Aim of the task
Transcribe each record exactly. Include every one.

Given data
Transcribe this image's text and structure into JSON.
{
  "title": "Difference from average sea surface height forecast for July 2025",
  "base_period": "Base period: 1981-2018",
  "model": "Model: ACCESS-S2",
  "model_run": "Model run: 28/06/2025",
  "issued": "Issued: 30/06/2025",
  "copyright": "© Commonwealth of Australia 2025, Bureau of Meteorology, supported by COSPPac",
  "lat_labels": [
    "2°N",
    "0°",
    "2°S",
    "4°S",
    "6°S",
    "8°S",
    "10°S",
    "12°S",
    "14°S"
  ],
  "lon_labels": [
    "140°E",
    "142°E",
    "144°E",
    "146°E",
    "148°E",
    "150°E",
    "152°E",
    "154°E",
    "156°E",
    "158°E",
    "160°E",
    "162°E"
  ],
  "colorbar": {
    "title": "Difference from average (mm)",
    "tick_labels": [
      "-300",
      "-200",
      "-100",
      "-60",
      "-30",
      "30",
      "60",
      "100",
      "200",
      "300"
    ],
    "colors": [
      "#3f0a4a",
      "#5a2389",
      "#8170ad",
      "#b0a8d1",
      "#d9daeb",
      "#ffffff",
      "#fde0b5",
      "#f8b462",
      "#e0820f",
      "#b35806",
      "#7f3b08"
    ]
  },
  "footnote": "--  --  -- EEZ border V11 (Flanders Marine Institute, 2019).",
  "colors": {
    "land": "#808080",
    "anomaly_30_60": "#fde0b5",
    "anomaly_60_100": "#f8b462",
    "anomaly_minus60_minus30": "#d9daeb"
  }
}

Answer below
Transcribe this image's text and structure into JSON.
{
  "title": "Difference from average sea surface height forecast for July 2025",
  "base_period": "Base period: 1981-2018",
  "model": "Model: ACCESS-S2",
  "model_run": "Model run: 28/06/2025",
  "issued": "Issued: 30/06/2025",
  "copyright": "© Commonwealth of Australia 2025, Bureau of Meteorology, supported by COSPPac",
  "lat_labels": [
    "2°N",
    "0°",
    "2°S",
    "4°S",
    "6°S",
    "8°S",
    "10°S",
    "12°S",
    "14°S"
  ],
  "lon_labels": [
    "140°E",
    "142°E",
    "144°E",
    "146°E",
    "148°E",
    "150°E",
    "152°E",
    "154°E",
    "156°E",
    "158°E",
    "160°E",
    "162°E"
  ],
  "colorbar": {
    "title": "Difference from average (mm)",
    "tick_labels": [
      "-300",
      "-200",
      "-100",
      "-60",
      "-30",
      "30",
      "60",
      "100",
      "200",
      "300"
    ],
    "colors": [
      "#3f0a4a",
      "#5a2389",
      "#8170ad",
      "#b0a8d1",
      "#d9daeb",
      "#ffffff",
      "#fde0b5",
      "#f8b462",
      "#e0820f",
      "#b35806",
      "#7f3b08"
    ]
  },
  "footnote": "--  --  -- EEZ border V11 (Flanders Marine Institute, 2019).",
  "colors": {
    "land": "#808080",
    "anomaly_30_60": "#fde0b5",
    "anomaly_60_100": "#f8b462",
    "anomaly_minus60_minus30": "#d9daeb"
  }
}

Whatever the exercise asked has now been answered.